━━━ Kutipan Teks
Museum Nasional bekerjasama dengan Museum Adityawarman Sumatra Barat dan Anjungan Sumatra Barat Taman Mini Indonesia Indah serta Indonesian Heritage Society, mengadakan pameran dengan tema "Pesona Kain Tradisional Minangkabau" di Museum Nasional dari tanggal 7 April 2008. Pameran ini selain untauk merayakan ulang tahun Museum Nasional yang ke-230, juga bertujuan untuk mempromosikan sebuah pameran besar yang akan diselenggarakan pada tahun 2009 dengan tema "Sejarah dan Budaya Sumatra". Pameran tersebut merupakan kerjasama Museum Nasional dengan Rijksmuseum voor Volkenkunde, Leiden, Belanda.
Pameran "Kain Tradisional Minangkabau" diangkat untuk mewakili pulau Sumatra yang terkenal dengan kain songketnya yang indah. Pembuatan songket dengan benang emas atau perak merupakan pengaruh dari para pendatang yang berasal dari kaum pedagang Arab, India dan Cina.
Kain songket Minangkabau mempunyai corak dan gaya sendiri yang terdiri dari dua macam, yaitu kain songket balapak dan kain songket batabua. Kain songket balapak artinya kain ini seluruh permukaannya disongket dengan benang emas atau perak yang rapat dan padat, sedangkan songket batabua, benang emas atau peraknya berserakan atau bertaburan.
Orang Minangkabau juga mengenal kain sulam atau bordir dari benang emas yang juga merupakan pengaruh dari Cina yang kemudian diadaptasi oleh orang Minangkabau sebagai bagian dari adat istiadat mereka yang digunakan dalam berbagai upacara adat.
━━━━━━
━━━ Cuplikan Data
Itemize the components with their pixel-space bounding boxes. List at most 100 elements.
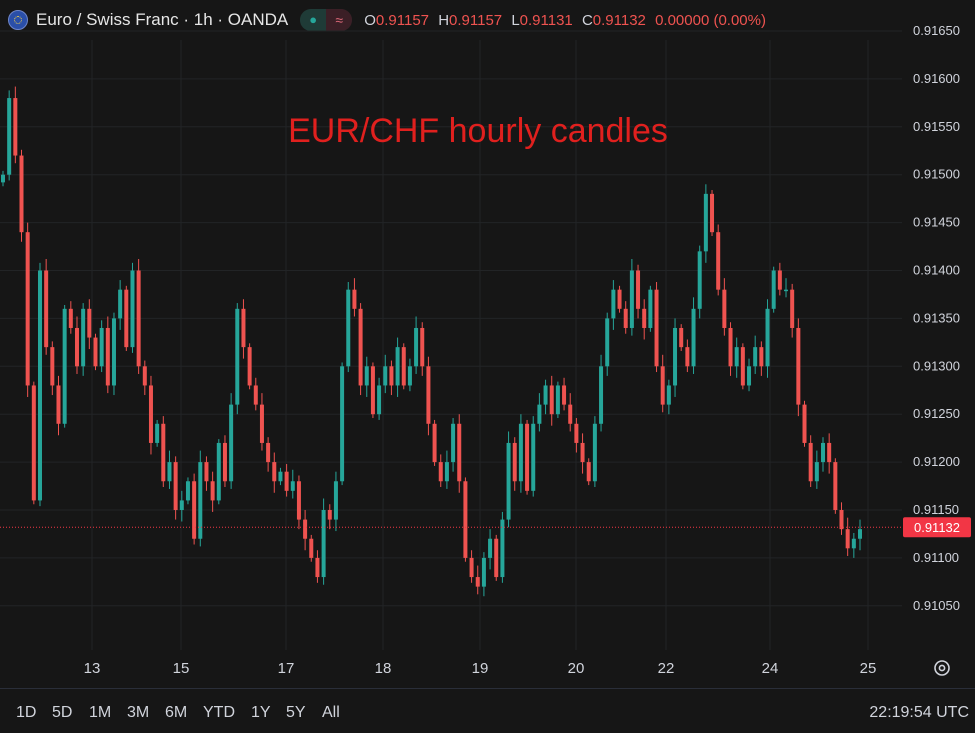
candle-body[interactable] [543,385,548,405]
candle-body[interactable] [660,366,665,405]
candle-body[interactable] [315,557,320,578]
chart-settings-gear-icon[interactable] [931,657,953,679]
candle-body[interactable] [605,318,610,367]
candle-body[interactable] [821,442,826,463]
candle-body[interactable] [296,481,301,520]
candle-body[interactable] [253,385,258,405]
candle-body[interactable] [142,366,147,386]
range-ytd-button[interactable]: YTD [203,704,235,721]
candle-body[interactable] [568,404,573,424]
candle-body[interactable] [592,423,597,482]
candle-body[interactable] [710,193,715,233]
candle-body[interactable] [432,423,437,463]
candle-body[interactable] [617,289,622,309]
candle-body[interactable] [623,308,628,328]
candle-body[interactable] [25,232,30,386]
candle-body[interactable] [370,366,375,415]
candle-body[interactable] [790,289,795,328]
candle-body[interactable] [105,327,110,386]
candle-body[interactable] [629,270,634,328]
range-5d-button[interactable]: 5D [52,704,73,721]
candle-body[interactable] [81,308,86,367]
candle-body[interactable] [734,347,739,367]
candle-body[interactable] [426,366,431,424]
candle-body[interactable] [50,347,55,386]
candle-body[interactable] [599,366,604,424]
candle-body[interactable] [814,462,819,482]
candle-body[interactable] [759,347,764,367]
candle-body[interactable] [309,538,314,558]
candle-body[interactable] [395,347,400,386]
candle-body[interactable] [753,347,758,367]
candle-body[interactable] [420,327,425,367]
candle-body[interactable] [438,462,443,482]
candle-body[interactable] [290,481,295,491]
candle-body[interactable] [407,366,412,386]
candle-body[interactable] [383,366,388,386]
range-1d-button[interactable]: 1D [16,704,37,721]
candle-body[interactable] [346,289,351,367]
candle-body[interactable] [358,308,363,386]
range-5y-button[interactable]: 5Y [286,704,306,721]
candle-body[interactable] [463,481,468,558]
candle-body[interactable] [216,442,221,501]
candle-body[interactable] [494,538,499,578]
candle-body[interactable] [673,327,678,386]
candle-body[interactable] [512,442,517,482]
candle-body[interactable] [611,289,616,319]
candle-body[interactable] [210,481,215,501]
candle-body[interactable] [340,366,345,482]
candle-body[interactable] [549,385,554,415]
candle-body[interactable] [858,529,862,539]
candle-body[interactable] [518,423,523,482]
candle-body[interactable] [284,471,289,491]
candle-body[interactable] [827,442,832,463]
candle-body[interactable] [679,327,684,348]
candle-body[interactable] [167,462,172,482]
candle-body[interactable] [506,442,511,520]
candle-body[interactable] [173,462,178,510]
candle-body[interactable] [802,404,807,443]
range-1y-button[interactable]: 1Y [251,704,271,721]
candle-body[interactable] [851,538,856,549]
candle-body[interactable] [185,481,190,501]
candle-body[interactable] [808,442,813,482]
candle-body[interactable] [796,327,801,405]
candle-body[interactable] [327,510,332,520]
candle-body[interactable] [586,462,591,482]
candle-body[interactable] [222,442,227,482]
candle-body[interactable] [321,510,326,578]
candle-body[interactable] [833,462,838,510]
candle-body[interactable] [68,308,73,328]
candle-body[interactable] [272,462,277,482]
candle-body[interactable] [500,519,505,578]
candle-body[interactable] [666,385,671,405]
candle-body[interactable] [161,423,166,482]
candle-body[interactable] [771,270,776,309]
candle-body[interactable] [352,289,357,309]
candle-body[interactable] [56,385,61,424]
candle-body[interactable] [728,327,733,367]
candle-body[interactable] [475,577,480,587]
candle-body[interactable] [451,423,456,463]
candle-body[interactable] [118,289,123,319]
candle-body[interactable] [235,308,240,405]
candle-body[interactable] [389,366,394,386]
price-chart[interactable]: 0.91650 0.91600 0.91550 0.91500 0.91450 0.914… [0,0,975,688]
candle-body[interactable] [481,557,486,587]
candle-body[interactable] [839,510,844,530]
candle-body[interactable] [580,442,585,463]
symbol-title[interactable]: Euro / Swiss Franc · 1h · OANDA [36,10,289,29]
candle-body[interactable] [124,289,129,348]
candle-body[interactable] [241,308,246,348]
candle-body[interactable] [155,423,160,443]
candle-body[interactable] [192,481,197,539]
candle-body[interactable] [62,308,67,424]
candle-body[interactable] [204,462,209,482]
candle-body[interactable] [531,423,536,491]
candle-body[interactable] [148,385,153,443]
candle-body[interactable] [469,557,474,578]
candle-body[interactable] [377,385,382,415]
candle-body[interactable] [19,155,24,233]
utc-clock[interactable]: 22:19:54 UTC [869,704,969,721]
━━━━━━
Latihan
1. Sunting teks tentang pameran kain tradisional Minangkabau dari "Museum Nasional bekerjasama" sampai "Volkenkunde, Leiden, Belanda.", lalu tuliskan kembali bagian itu dengan mengganti "pameran besar" menjadi "pameran akbar".
2. Ringkaslah paragraf yang diawali "Kain songket Minangkabau mempunyai corak" dari teks tentang pameran kain tradisional Minangkabau tanpa menghilangkan fakta utamanya.
3. Lanjutkan teks tentang pameran kain tradisional Minangkabau setelah kalimat terakhirnya.
Baris-baris tersebut tidak berkaitan dengan teks tentang pameran kain tradisional Minangkabau.

Jawaban Berurutan
1.
Museum Nasional bekerjasama dengan Museum Adityawarman Sumatra Barat dan Anjungan Sumatra Barat Taman Mini Indonesia Indah serta Indonesian Heritage Society, mengadakan pameran dengan tema "Pesona Kain Tradisional Minangkabau" di Museum Nasional dari tanggal 7 April 2008. Pameran ini selain untauk merayakan ulang tahun Museum Nasional yang ke-230, juga bertujuan untuk mempromosikan sebuah pameran akbar yang akan diselenggarakan pada tahun 2009 dengan tema "Sejarah dan Budaya Sumatra". Pameran tersebut merupakan kerjasama Museum Nasional dengan Rijksmuseum voor Volkenkunde, Leiden, Belanda.

2. Kain songket Minangkabau memiliki dua jenis corak dan gaya. Pada songket balapak, seluruh permukaan kain disongket rapat dan padat dengan benang emas atau perak. Pada songket batabua, benang emas atau peraknya bertaburan.

3.
Sulaman banyak digunakan pada baju kurung yang dipakai oleh wanita dan kain penutup makanan atau wadah kuningan yang akan digunakan untuk upacara makan sirih dalam upacara adat. Selain songket dan sulam, mereka juga mengenal pembuatan pakaian dari kulit pohon ipuah atau tarok. Orang-orang yang tinggal di daerah Limo Puluah Koto masih membuat pakaian dari pohon tarok ini untuk kalangan terbatas, biasanya dibuat untuk jas.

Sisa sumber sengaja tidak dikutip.